Problem statement:
Set the listing down again in full, word for word, with the pictures left out.

--- BEGIN Extracted information ---

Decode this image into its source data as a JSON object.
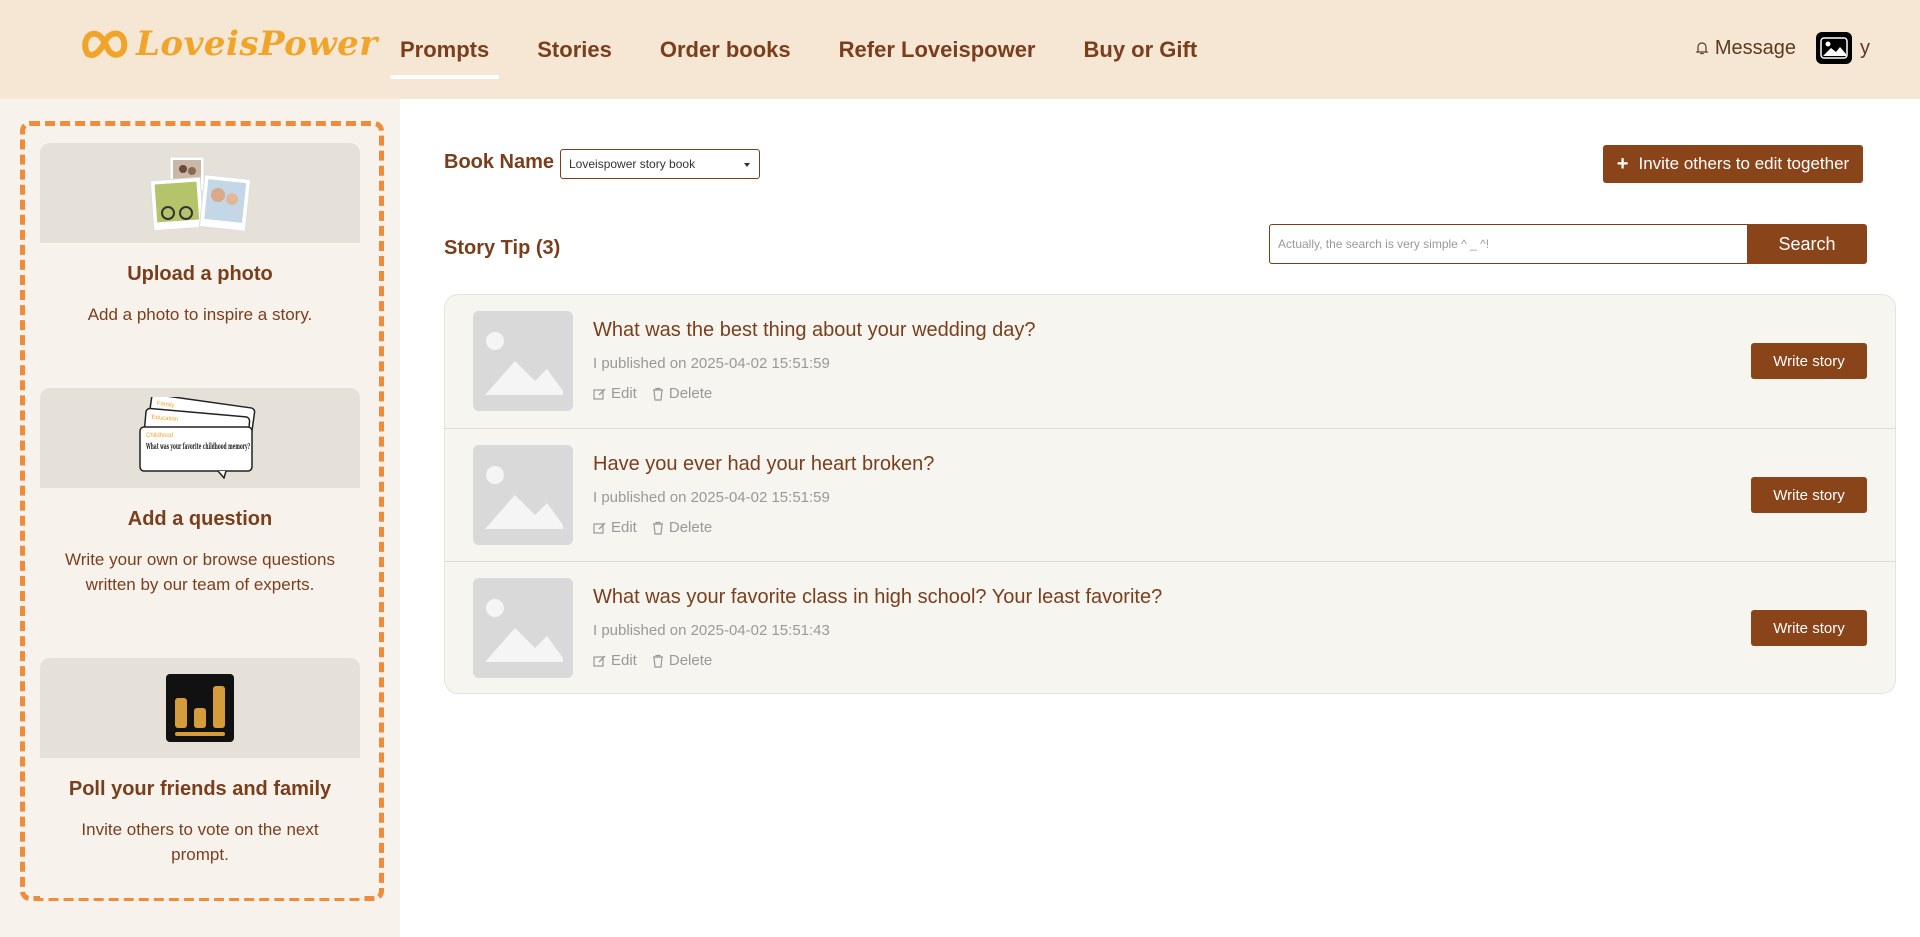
{
  "brand": {
    "name": "LoveisPower"
  },
  "nav": {
    "items": [
      {
        "label": "Prompts",
        "active": true
      },
      {
        "label": "Stories"
      },
      {
        "label": "Order books"
      },
      {
        "label": "Refer Loveispower"
      },
      {
        "label": "Buy or Gift"
      }
    ]
  },
  "header": {
    "message_label": "Message",
    "username": "y"
  },
  "sidebar": {
    "cards": [
      {
        "title": "Upload a photo",
        "desc": "Add a photo to inspire a story.",
        "icon": "photo-collage-icon"
      },
      {
        "title": "Add a question",
        "desc": "Write your own or browse questions written by our team of experts.",
        "icon": "question-cards-icon",
        "illustration": {
          "tag1": "Family",
          "tag2": "Education",
          "tag3": "Childhood",
          "question": "What was your favorite childhood memory?"
        }
      },
      {
        "title": "Poll your friends and family",
        "desc": "Invite others to vote on the next prompt.",
        "icon": "bar-chart-icon"
      }
    ]
  },
  "main": {
    "book_label": "Book Name",
    "book_selected": "Loveispower story book",
    "invite_label": "Invite others to edit together",
    "tip_label": "Story Tip (3)",
    "search_placeholder": "Actually, the search is very simple ^ _ ^!",
    "search_label": "Search",
    "prompts": [
      {
        "title": "What was the best thing about your wedding day?",
        "date": "I published on 2025-04-02 15:51:59",
        "edit": "Edit",
        "delete": "Delete",
        "write": "Write story"
      },
      {
        "title": "Have you ever had your heart broken?",
        "date": "I published on 2025-04-02 15:51:59",
        "edit": "Edit",
        "delete": "Delete",
        "write": "Write story"
      },
      {
        "title": "What was your favorite class in high school? Your least favorite?",
        "date": "I published on 2025-04-02 15:51:43",
        "edit": "Edit",
        "delete": "Delete",
        "write": "Write story"
      }
    ]
  },
  "colors": {
    "header_bg": "#f5e7d4",
    "accent": "#8a4419",
    "logo": "#f1a42a",
    "dashed_border": "#ef8c3a",
    "text": "#7a3e1d"
  }
}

--- END Extracted information ---

Solved exercise:
Decode this image into its source data as a JSON object.
{
  "brand": {
    "name": "LoveisPower"
  },
  "nav": {
    "items": [
      {
        "label": "Prompts",
        "active": true
      },
      {
        "label": "Stories"
      },
      {
        "label": "Order books"
      },
      {
        "label": "Refer Loveispower"
      },
      {
        "label": "Buy or Gift"
      }
    ]
  },
  "header": {
    "message_label": "Message",
    "username": "y"
  },
  "sidebar": {
    "cards": [
      {
        "title": "Upload a photo",
        "desc": "Add a photo to inspire a story.",
        "icon": "photo-collage-icon"
      },
      {
        "title": "Add a question",
        "desc": "Write your own or browse questions written by our team of experts.",
        "icon": "question-cards-icon",
        "illustration": {
          "tag1": "Family",
          "tag2": "Education",
          "tag3": "Childhood",
          "question": "What was your favorite childhood memory?"
        }
      },
      {
        "title": "Poll your friends and family",
        "desc": "Invite others to vote on the next prompt.",
        "icon": "bar-chart-icon"
      }
    ]
  },
  "main": {
    "book_label": "Book Name",
    "book_selected": "Loveispower story book",
    "invite_label": "Invite others to edit together",
    "tip_label": "Story Tip (3)",
    "search_placeholder": "Actually, the search is very simple ^ _ ^!",
    "search_label": "Search",
    "prompts": [
      {
        "title": "What was the best thing about your wedding day?",
        "date": "I published on 2025-04-02 15:51:59",
        "edit": "Edit",
        "delete": "Delete",
        "write": "Write story"
      },
      {
        "title": "Have you ever had your heart broken?",
        "date": "I published on 2025-04-02 15:51:59",
        "edit": "Edit",
        "delete": "Delete",
        "write": "Write story"
      },
      {
        "title": "What was your favorite class in high school? Your least favorite?",
        "date": "I published on 2025-04-02 15:51:43",
        "edit": "Edit",
        "delete": "Delete",
        "write": "Write story"
      }
    ]
  },
  "colors": {
    "header_bg": "#f5e7d4",
    "accent": "#8a4419",
    "logo": "#f1a42a",
    "dashed_border": "#ef8c3a",
    "text": "#7a3e1d"
  }
}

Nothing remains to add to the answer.